#### Written task
Set down all of the data exactly as it appears.

======

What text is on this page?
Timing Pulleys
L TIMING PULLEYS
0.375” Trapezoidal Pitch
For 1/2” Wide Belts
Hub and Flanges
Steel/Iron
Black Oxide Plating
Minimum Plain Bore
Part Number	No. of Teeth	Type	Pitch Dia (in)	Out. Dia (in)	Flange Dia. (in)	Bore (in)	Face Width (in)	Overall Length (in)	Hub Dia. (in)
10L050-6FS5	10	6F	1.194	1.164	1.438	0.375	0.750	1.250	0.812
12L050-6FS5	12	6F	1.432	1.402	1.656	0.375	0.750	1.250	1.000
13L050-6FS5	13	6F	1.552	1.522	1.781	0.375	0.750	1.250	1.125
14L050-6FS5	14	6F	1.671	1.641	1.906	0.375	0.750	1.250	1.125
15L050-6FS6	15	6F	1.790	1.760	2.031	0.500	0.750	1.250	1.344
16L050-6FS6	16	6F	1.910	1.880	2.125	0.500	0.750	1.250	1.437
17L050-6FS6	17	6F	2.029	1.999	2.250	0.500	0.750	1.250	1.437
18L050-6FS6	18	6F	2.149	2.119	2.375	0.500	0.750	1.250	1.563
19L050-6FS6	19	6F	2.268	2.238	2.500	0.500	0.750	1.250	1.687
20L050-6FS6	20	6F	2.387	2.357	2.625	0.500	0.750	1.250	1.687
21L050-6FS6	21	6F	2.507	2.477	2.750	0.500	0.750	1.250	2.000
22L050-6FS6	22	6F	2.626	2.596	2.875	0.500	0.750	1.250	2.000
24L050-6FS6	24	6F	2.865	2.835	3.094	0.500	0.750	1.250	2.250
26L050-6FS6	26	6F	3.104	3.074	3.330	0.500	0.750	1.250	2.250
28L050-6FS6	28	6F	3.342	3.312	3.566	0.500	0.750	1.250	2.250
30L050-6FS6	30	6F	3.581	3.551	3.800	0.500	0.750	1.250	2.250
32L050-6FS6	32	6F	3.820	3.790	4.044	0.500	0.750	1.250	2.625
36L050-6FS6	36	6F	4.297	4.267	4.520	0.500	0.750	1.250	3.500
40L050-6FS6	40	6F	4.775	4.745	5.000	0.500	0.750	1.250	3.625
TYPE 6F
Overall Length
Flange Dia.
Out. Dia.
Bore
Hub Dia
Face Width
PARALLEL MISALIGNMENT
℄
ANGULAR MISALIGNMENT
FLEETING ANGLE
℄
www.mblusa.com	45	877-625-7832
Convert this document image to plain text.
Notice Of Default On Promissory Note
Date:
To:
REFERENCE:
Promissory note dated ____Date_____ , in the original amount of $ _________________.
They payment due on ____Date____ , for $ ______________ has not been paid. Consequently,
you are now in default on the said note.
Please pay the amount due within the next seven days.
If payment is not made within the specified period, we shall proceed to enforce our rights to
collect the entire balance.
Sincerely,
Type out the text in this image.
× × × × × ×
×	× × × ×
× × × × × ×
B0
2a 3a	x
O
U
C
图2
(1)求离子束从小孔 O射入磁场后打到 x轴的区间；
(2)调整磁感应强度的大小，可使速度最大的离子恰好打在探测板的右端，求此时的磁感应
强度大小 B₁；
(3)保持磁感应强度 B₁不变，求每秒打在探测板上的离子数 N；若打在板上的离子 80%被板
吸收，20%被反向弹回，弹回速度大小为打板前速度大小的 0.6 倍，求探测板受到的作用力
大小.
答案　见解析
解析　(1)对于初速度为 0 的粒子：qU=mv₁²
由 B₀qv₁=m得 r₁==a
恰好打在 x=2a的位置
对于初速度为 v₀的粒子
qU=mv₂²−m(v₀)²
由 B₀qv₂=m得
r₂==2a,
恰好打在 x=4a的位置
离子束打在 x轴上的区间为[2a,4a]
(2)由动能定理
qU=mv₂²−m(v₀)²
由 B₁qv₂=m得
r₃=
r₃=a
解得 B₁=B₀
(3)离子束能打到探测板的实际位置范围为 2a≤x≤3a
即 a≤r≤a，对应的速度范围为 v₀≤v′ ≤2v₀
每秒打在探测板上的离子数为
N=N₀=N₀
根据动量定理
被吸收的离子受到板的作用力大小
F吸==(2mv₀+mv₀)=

======

#### Task answer
What text is on this page?
Timing Pulleys
L TIMING PULLEYS
0.375” Trapezoidal Pitch
For 1/2” Wide Belts
Hub and Flanges
Steel/Iron
Black Oxide Plating
Minimum Plain Bore
Part Number	No. of Teeth	Type	Pitch Dia (in)	Out. Dia (in)	Flange Dia. (in)	Bore (in)	Face Width (in)	Overall Length (in)	Hub Dia. (in)
10L050-6FS5	10	6F	1.194	1.164	1.438	0.375	0.750	1.250	0.812
12L050-6FS5	12	6F	1.432	1.402	1.656	0.375	0.750	1.250	1.000
13L050-6FS5	13	6F	1.552	1.522	1.781	0.375	0.750	1.250	1.125
14L050-6FS5	14	6F	1.671	1.641	1.906	0.375	0.750	1.250	1.125
15L050-6FS6	15	6F	1.790	1.760	2.031	0.500	0.750	1.250	1.344
16L050-6FS6	16	6F	1.910	1.880	2.125	0.500	0.750	1.250	1.437
17L050-6FS6	17	6F	2.029	1.999	2.250	0.500	0.750	1.250	1.437
18L050-6FS6	18	6F	2.149	2.119	2.375	0.500	0.750	1.250	1.563
19L050-6FS6	19	6F	2.268	2.238	2.500	0.500	0.750	1.250	1.687
20L050-6FS6	20	6F	2.387	2.357	2.625	0.500	0.750	1.250	1.687
21L050-6FS6	21	6F	2.507	2.477	2.750	0.500	0.750	1.250	2.000
22L050-6FS6	22	6F	2.626	2.596	2.875	0.500	0.750	1.250	2.000
24L050-6FS6	24	6F	2.865	2.835	3.094	0.500	0.750	1.250	2.250
26L050-6FS6	26	6F	3.104	3.074	3.330	0.500	0.750	1.250	2.250
28L050-6FS6	28	6F	3.342	3.312	3.566	0.500	0.750	1.250	2.250
30L050-6FS6	30	6F	3.581	3.551	3.800	0.500	0.750	1.250	2.250
32L050-6FS6	32	6F	3.820	3.790	4.044	0.500	0.750	1.250	2.625
36L050-6FS6	36	6F	4.297	4.267	4.520	0.500	0.750	1.250	3.500
40L050-6FS6	40	6F	4.775	4.745	5.000	0.500	0.750	1.250	3.625
TYPE 6F
Overall Length
Flange Dia.
Out. Dia.
Bore
Hub Dia
Face Width
PARALLEL MISALIGNMENT
℄
ANGULAR MISALIGNMENT
FLEETING ANGLE
℄
www.mblusa.com	45	877-625-7832
Convert this document image to plain text.
Notice Of Default On Promissory Note
Date:
To:
REFERENCE:
Promissory note dated ____Date_____ , in the original amount of $ _________________.
They payment due on ____Date____ , for $ ______________ has not been paid. Consequently,
you are now in default on the said note.
Please pay the amount due within the next seven days.
If payment is not made within the specified period, we shall proceed to enforce our rights to
collect the entire balance.
Sincerely,
Type out the text in this image.
× × × × × ×
×	× × × ×
× × × × × ×
B0
2a 3a	x
O
U
C
图2
(1)求离子束从小孔 O射入磁场后打到 x轴的区间；
(2)调整磁感应强度的大小，可使速度最大的离子恰好打在探测板的右端，求此时的磁感应
强度大小 B₁；
(3)保持磁感应强度 B₁不变，求每秒打在探测板上的离子数 N；若打在板上的离子 80%被板
吸收，20%被反向弹回，弹回速度大小为打板前速度大小的 0.6 倍，求探测板受到的作用力
大小.
答案　见解析
解析　(1)对于初速度为 0 的粒子：qU=mv₁²
由 B₀qv₁=m得 r₁==a
恰好打在 x=2a的位置
对于初速度为 v₀的粒子
qU=mv₂²−m(v₀)²
由 B₀qv₂=m得
r₂==2a,
恰好打在 x=4a的位置
离子束打在 x轴上的区间为[2a,4a]
(2)由动能定理
qU=mv₂²−m(v₀)²
由 B₁qv₂=m得
r₃=
r₃=a
解得 B₁=B₀
(3)离子束能打到探测板的实际位置范围为 2a≤x≤3a
即 a≤r≤a，对应的速度范围为 v₀≤v′ ≤2v₀
每秒打在探测板上的离子数为
N=N₀=N₀
根据动量定理
被吸收的离子受到板的作用力大小
F吸==(2mv₀+mv₀)=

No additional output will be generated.